* Begin Supplied entries *

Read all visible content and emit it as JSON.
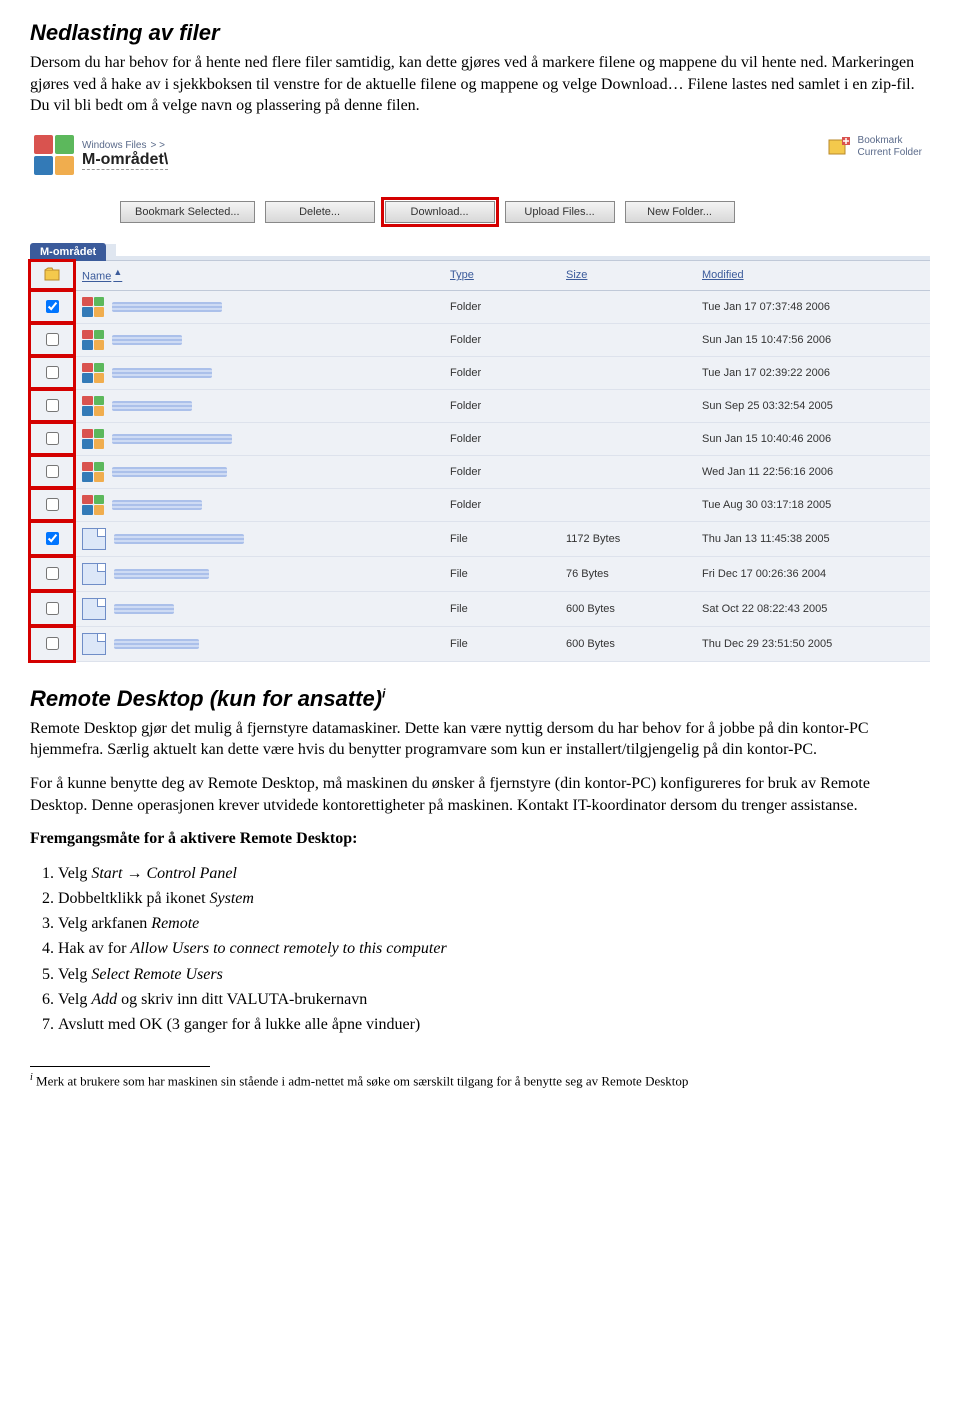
{
  "doc": {
    "heading1": "Nedlasting av filer",
    "para1": "Dersom du har behov for å hente ned flere filer samtidig, kan dette gjøres ved å markere filene og mappene du vil hente ned. Markeringen gjøres ved å hake av i sjekkboksen til venstre for de aktuelle filene og mappene og velge Download… Filene lastes ned samlet i en zip-fil. Du vil bli bedt om å velge navn og plassering på denne filen.",
    "heading2": "Remote Desktop (kun for ansatte)",
    "heading2_sup": "i",
    "para2": "Remote Desktop gjør det mulig å fjernstyre datamaskiner. Dette kan være nyttig dersom du har behov for å jobbe på din kontor-PC hjemmefra. Særlig aktuelt kan dette være hvis du benytter programvare som kun er installert/tilgjengelig på din kontor-PC.",
    "para3": "For å kunne benytte deg av Remote Desktop, må maskinen du ønsker å fjernstyre (din kontor-PC) konfigureres for bruk av Remote Desktop. Denne operasjonen krever utvidede kontorettigheter på maskinen. Kontakt IT-koordinator dersom du trenger assistanse.",
    "subhead": "Fremgangsmåte for å aktivere Remote Desktop:",
    "steps": [
      "Velg Start → Control Panel",
      "Dobbeltklikk på ikonet System",
      "Velg arkfanen Remote",
      "Hak av for Allow Users to connect remotely to this computer",
      "Velg Select Remote Users",
      "Velg Add og skriv inn ditt VALUTA-brukernavn",
      "Avslutt med OK (3 ganger for å lukke alle åpne vinduer)"
    ],
    "footnote_mark": "i",
    "footnote": " Merk at brukere som har maskinen sin stående i adm-nettet må søke om særskilt tilgang for å benytte seg av Remote Desktop"
  },
  "ui": {
    "breadcrumb_prefix": "Windows Files",
    "breadcrumb_sep": "> >",
    "breadcrumb_title": "M-området\\",
    "bookmark_line1": "Bookmark",
    "bookmark_line2": "Current Folder",
    "buttons": {
      "bookmark": "Bookmark Selected...",
      "delete": "Delete...",
      "download": "Download...",
      "upload": "Upload Files...",
      "newfolder": "New Folder..."
    },
    "tab": "M-området",
    "columns": {
      "name": "Name",
      "type": "Type",
      "size": "Size",
      "modified": "Modified"
    },
    "rows": [
      {
        "checked": true,
        "kind": "folder",
        "nameW": 110,
        "type": "Folder",
        "size": "",
        "modified": "Tue Jan 17 07:37:48 2006"
      },
      {
        "checked": false,
        "kind": "folder",
        "nameW": 70,
        "type": "Folder",
        "size": "",
        "modified": "Sun Jan 15 10:47:56 2006"
      },
      {
        "checked": false,
        "kind": "folder",
        "nameW": 100,
        "type": "Folder",
        "size": "",
        "modified": "Tue Jan 17 02:39:22 2006"
      },
      {
        "checked": false,
        "kind": "folder",
        "nameW": 80,
        "type": "Folder",
        "size": "",
        "modified": "Sun Sep 25 03:32:54 2005"
      },
      {
        "checked": false,
        "kind": "folder",
        "nameW": 120,
        "type": "Folder",
        "size": "",
        "modified": "Sun Jan 15 10:40:46 2006"
      },
      {
        "checked": false,
        "kind": "folder",
        "nameW": 115,
        "type": "Folder",
        "size": "",
        "modified": "Wed Jan 11 22:56:16 2006"
      },
      {
        "checked": false,
        "kind": "folder",
        "nameW": 90,
        "type": "Folder",
        "size": "",
        "modified": "Tue Aug 30 03:17:18 2005"
      },
      {
        "checked": true,
        "kind": "file",
        "nameW": 130,
        "type": "File",
        "size": "1172 Bytes",
        "modified": "Thu Jan 13 11:45:38 2005"
      },
      {
        "checked": false,
        "kind": "file",
        "nameW": 95,
        "type": "File",
        "size": "76 Bytes",
        "modified": "Fri Dec 17 00:26:36 2004"
      },
      {
        "checked": false,
        "kind": "file",
        "nameW": 60,
        "type": "File",
        "size": "600 Bytes",
        "modified": "Sat Oct 22 08:22:43 2005"
      },
      {
        "checked": false,
        "kind": "file",
        "nameW": 85,
        "type": "File",
        "size": "600 Bytes",
        "modified": "Thu Dec 29 23:51:50 2005"
      }
    ]
  }
}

* End Supplied entries *

» **Brief**
Retype all entries exactly as they appear, dropping the images.

» **Problem solution**
Read all visible content and emit it as JSON.
{
  "doc": {
    "heading1": "Nedlasting av filer",
    "para1": "Dersom du har behov for å hente ned flere filer samtidig, kan dette gjøres ved å markere filene og mappene du vil hente ned. Markeringen gjøres ved å hake av i sjekkboksen til venstre for de aktuelle filene og mappene og velge Download… Filene lastes ned samlet i en zip-fil. Du vil bli bedt om å velge navn og plassering på denne filen.",
    "heading2": "Remote Desktop (kun for ansatte)",
    "heading2_sup": "i",
    "para2": "Remote Desktop gjør det mulig å fjernstyre datamaskiner. Dette kan være nyttig dersom du har behov for å jobbe på din kontor-PC hjemmefra. Særlig aktuelt kan dette være hvis du benytter programvare som kun er installert/tilgjengelig på din kontor-PC.",
    "para3": "For å kunne benytte deg av Remote Desktop, må maskinen du ønsker å fjernstyre (din kontor-PC) konfigureres for bruk av Remote Desktop. Denne operasjonen krever utvidede kontorettigheter på maskinen. Kontakt IT-koordinator dersom du trenger assistanse.",
    "subhead": "Fremgangsmåte for å aktivere Remote Desktop:",
    "steps": [
      "Velg Start → Control Panel",
      "Dobbeltklikk på ikonet System",
      "Velg arkfanen Remote",
      "Hak av for Allow Users to connect remotely to this computer",
      "Velg Select Remote Users",
      "Velg Add og skriv inn ditt VALUTA-brukernavn",
      "Avslutt med OK (3 ganger for å lukke alle åpne vinduer)"
    ],
    "footnote_mark": "i",
    "footnote": " Merk at brukere som har maskinen sin stående i adm-nettet må søke om særskilt tilgang for å benytte seg av Remote Desktop"
  },
  "ui": {
    "breadcrumb_prefix": "Windows Files",
    "breadcrumb_sep": "> >",
    "breadcrumb_title": "M-området\\",
    "bookmark_line1": "Bookmark",
    "bookmark_line2": "Current Folder",
    "buttons": {
      "bookmark": "Bookmark Selected...",
      "delete": "Delete...",
      "download": "Download...",
      "upload": "Upload Files...",
      "newfolder": "New Folder..."
    },
    "tab": "M-området",
    "columns": {
      "name": "Name",
      "type": "Type",
      "size": "Size",
      "modified": "Modified"
    },
    "rows": [
      {
        "checked": true,
        "kind": "folder",
        "nameW": 110,
        "type": "Folder",
        "size": "",
        "modified": "Tue Jan 17 07:37:48 2006"
      },
      {
        "checked": false,
        "kind": "folder",
        "nameW": 70,
        "type": "Folder",
        "size": "",
        "modified": "Sun Jan 15 10:47:56 2006"
      },
      {
        "checked": false,
        "kind": "folder",
        "nameW": 100,
        "type": "Folder",
        "size": "",
        "modified": "Tue Jan 17 02:39:22 2006"
      },
      {
        "checked": false,
        "kind": "folder",
        "nameW": 80,
        "type": "Folder",
        "size": "",
        "modified": "Sun Sep 25 03:32:54 2005"
      },
      {
        "checked": false,
        "kind": "folder",
        "nameW": 120,
        "type": "Folder",
        "size": "",
        "modified": "Sun Jan 15 10:40:46 2006"
      },
      {
        "checked": false,
        "kind": "folder",
        "nameW": 115,
        "type": "Folder",
        "size": "",
        "modified": "Wed Jan 11 22:56:16 2006"
      },
      {
        "checked": false,
        "kind": "folder",
        "nameW": 90,
        "type": "Folder",
        "size": "",
        "modified": "Tue Aug 30 03:17:18 2005"
      },
      {
        "checked": true,
        "kind": "file",
        "nameW": 130,
        "type": "File",
        "size": "1172 Bytes",
        "modified": "Thu Jan 13 11:45:38 2005"
      },
      {
        "checked": false,
        "kind": "file",
        "nameW": 95,
        "type": "File",
        "size": "76 Bytes",
        "modified": "Fri Dec 17 00:26:36 2004"
      },
      {
        "checked": false,
        "kind": "file",
        "nameW": 60,
        "type": "File",
        "size": "600 Bytes",
        "modified": "Sat Oct 22 08:22:43 2005"
      },
      {
        "checked": false,
        "kind": "file",
        "nameW": 85,
        "type": "File",
        "size": "600 Bytes",
        "modified": "Thu Dec 29 23:51:50 2005"
      }
    ]
  }
}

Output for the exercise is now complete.